Excerpt from a dataset:
______________________________
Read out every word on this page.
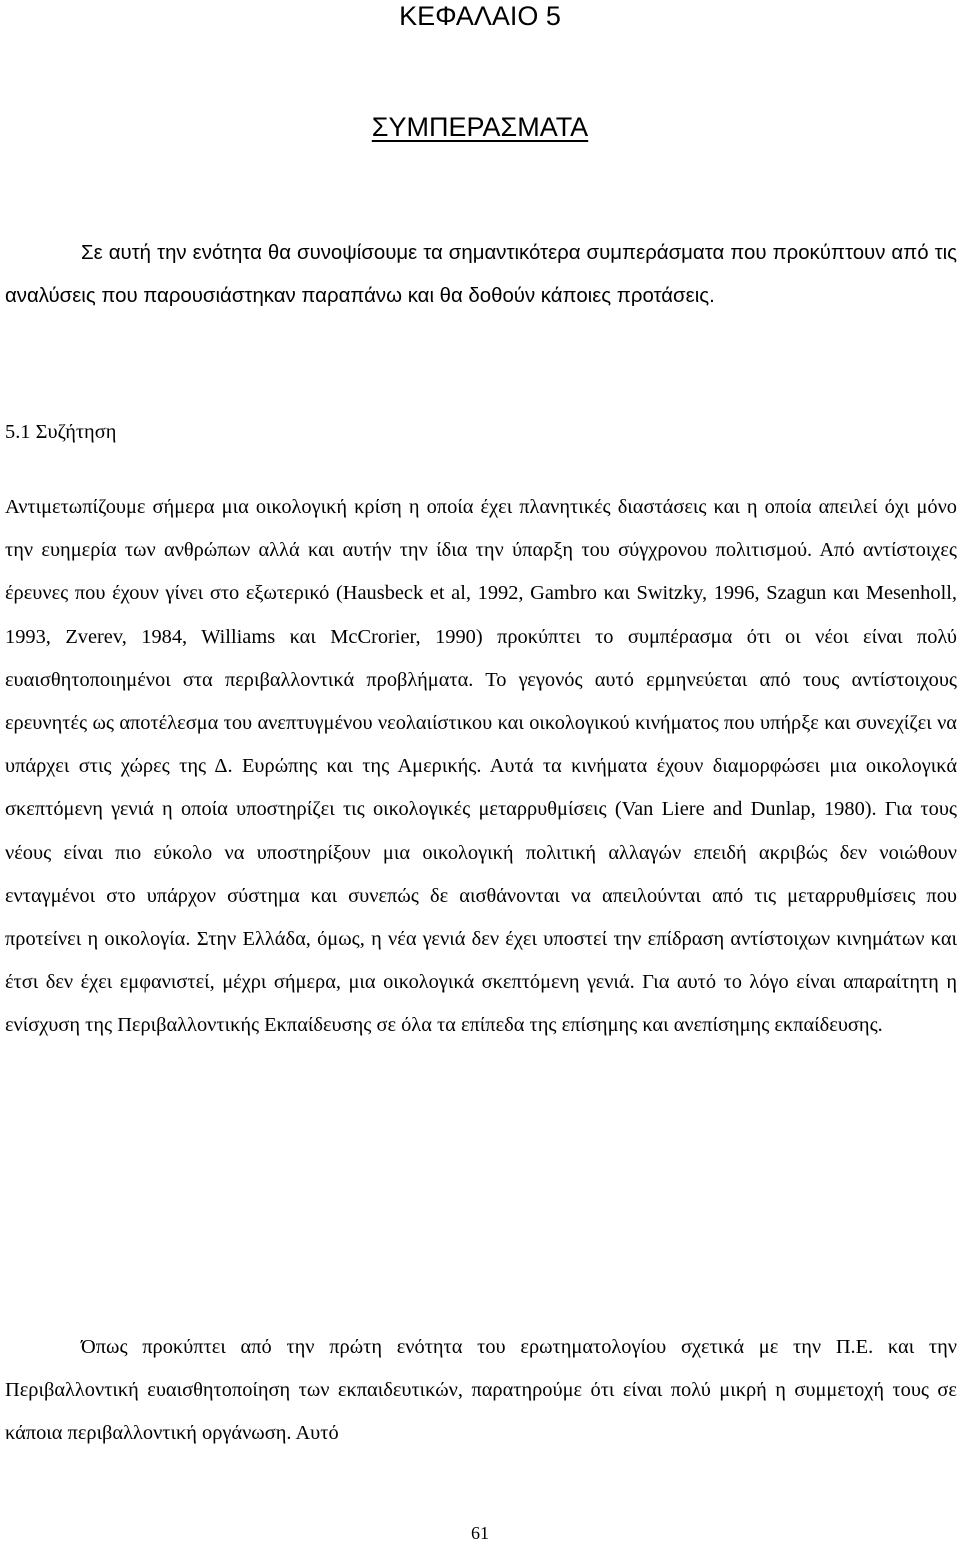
ΚΕΦΑΛΑΙΟ 5
ΣΥΜΠΕΡΑΣΜΑΤΑ

Σε αυτή την ενότητα θα συνοψίσουμε τα σημαντικότερα συμπεράσματα που προκύπτουν από τις αναλύσεις που παρουσιάστηκαν παραπάνω και θα δοθούν κάποιες προτάσεις.

5.1 Συζήτηση

Αντιμετωπίζουμε σήμερα μια οικολογική κρίση η οποία έχει πλανητικές διαστάσεις και η οποία απειλεί όχι μόνο την ευημερία των ανθρώπων αλλά και αυτήν την ίδια την ύπαρξη του σύγχρονου πολιτισμού. Από αντίστοιχες έρευνες που έχουν γίνει στο εξωτερικό (Hausbeck et al, 1992, Gambro και Switzky, 1996, Szagun και Mesenholl, 1993, Zverev, 1984, Williams και McCrorier, 1990) προκύπτει το συμπέρασμα ότι οι νέοι είναι πολύ ευαισθητοποιημένοι στα περιβαλλοντικά προβλήματα. Το γεγονός αυτό ερμηνεύεται από τους αντίστοιχους ερευνητές ως αποτέλεσμα του ανεπτυγμένου νεολαιίστικου και οικολογικού κινήματος που υπήρξε και συνεχίζει να υπάρχει στις χώρες της Δ. Ευρώπης και της Αμερικής. Αυτά τα κινήματα έχουν διαμορφώσει μια οικολογικά σκεπτόμενη γενιά η οποία υποστηρίζει τις οικολογικές μεταρρυθμίσεις (Van Liere and Dunlap, 1980). Για τους νέους είναι πιο εύκολο να υποστηρίξουν μια οικολογική πολιτική αλλαγών επειδή ακριβώς δεν νοιώθουν ενταγμένοι στο υπάρχον σύστημα και συνεπώς δε αισθάνονται να απειλούνται από τις μεταρρυθμίσεις που προτείνει η οικολογία. Στην Ελλάδα, όμως, η νέα γενιά δεν έχει υποστεί την επίδραση αντίστοιχων κινημάτων και έτσι δεν έχει εμφανιστεί, μέχρι σήμερα, μια οικολογικά σκεπτόμενη γενιά. Για αυτό το λόγο είναι απαραίτητη η ενίσχυση της Περιβαλλοντικής Εκπαίδευσης σε όλα τα επίπεδα της επίσημης και ανεπίσημης εκπαίδευσης.

Όπως προκύπτει από την πρώτη ενότητα του ερωτηματολογίου σχετικά με την Π.Ε. και την Περιβαλλοντική ευαισθητοποίηση των εκπαιδευτικών, παρατηρούμε ότι είναι πολύ μικρή η συμμετοχή τους σε κάποια περιβαλλοντική οργάνωση. Αυτό

61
______________________________
TASK PROMPT
Every line of the data should be copied as it stands, without the images.

SOLUTION TO THIS TASK
Read out every word on this page.
ΚΕΦΑΛΑΙΟ 5
ΣΥΜΠΕΡΑΣΜΑΤΑ

Σε αυτή την ενότητα θα συνοψίσουμε τα σημαντικότερα συμπεράσματα που προκύπτουν από τις αναλύσεις που παρουσιάστηκαν παραπάνω και θα δοθούν κάποιες προτάσεις.

5.1 Συζήτηση

Αντιμετωπίζουμε σήμερα μια οικολογική κρίση η οποία έχει πλανητικές διαστάσεις και η οποία απειλεί όχι μόνο την ευημερία των ανθρώπων αλλά και αυτήν την ίδια την ύπαρξη του σύγχρονου πολιτισμού. Από αντίστοιχες έρευνες που έχουν γίνει στο εξωτερικό (Hausbeck et al, 1992, Gambro και Switzky, 1996, Szagun και Mesenholl, 1993, Zverev, 1984, Williams και McCrorier, 1990) προκύπτει το συμπέρασμα ότι οι νέοι είναι πολύ ευαισθητοποιημένοι στα περιβαλλοντικά προβλήματα. Το γεγονός αυτό ερμηνεύεται από τους αντίστοιχους ερευνητές ως αποτέλεσμα του ανεπτυγμένου νεολαιίστικου και οικολογικού κινήματος που υπήρξε και συνεχίζει να υπάρχει στις χώρες της Δ. Ευρώπης και της Αμερικής. Αυτά τα κινήματα έχουν διαμορφώσει μια οικολογικά σκεπτόμενη γενιά η οποία υποστηρίζει τις οικολογικές μεταρρυθμίσεις (Van Liere and Dunlap, 1980). Για τους νέους είναι πιο εύκολο να υποστηρίξουν μια οικολογική πολιτική αλλαγών επειδή ακριβώς δεν νοιώθουν ενταγμένοι στο υπάρχον σύστημα και συνεπώς δε αισθάνονται να απειλούνται από τις μεταρρυθμίσεις που προτείνει η οικολογία. Στην Ελλάδα, όμως, η νέα γενιά δεν έχει υποστεί την επίδραση αντίστοιχων κινημάτων και έτσι δεν έχει εμφανιστεί, μέχρι σήμερα, μια οικολογικά σκεπτόμενη γενιά. Για αυτό το λόγο είναι απαραίτητη η ενίσχυση της Περιβαλλοντικής Εκπαίδευσης σε όλα τα επίπεδα της επίσημης και ανεπίσημης εκπαίδευσης.

Όπως προκύπτει από την πρώτη ενότητα του ερωτηματολογίου σχετικά με την Π.Ε. και την Περιβαλλοντική ευαισθητοποίηση των εκπαιδευτικών, παρατηρούμε ότι είναι πολύ μικρή η συμμετοχή τους σε κάποια περιβαλλοντική οργάνωση. Αυτό

61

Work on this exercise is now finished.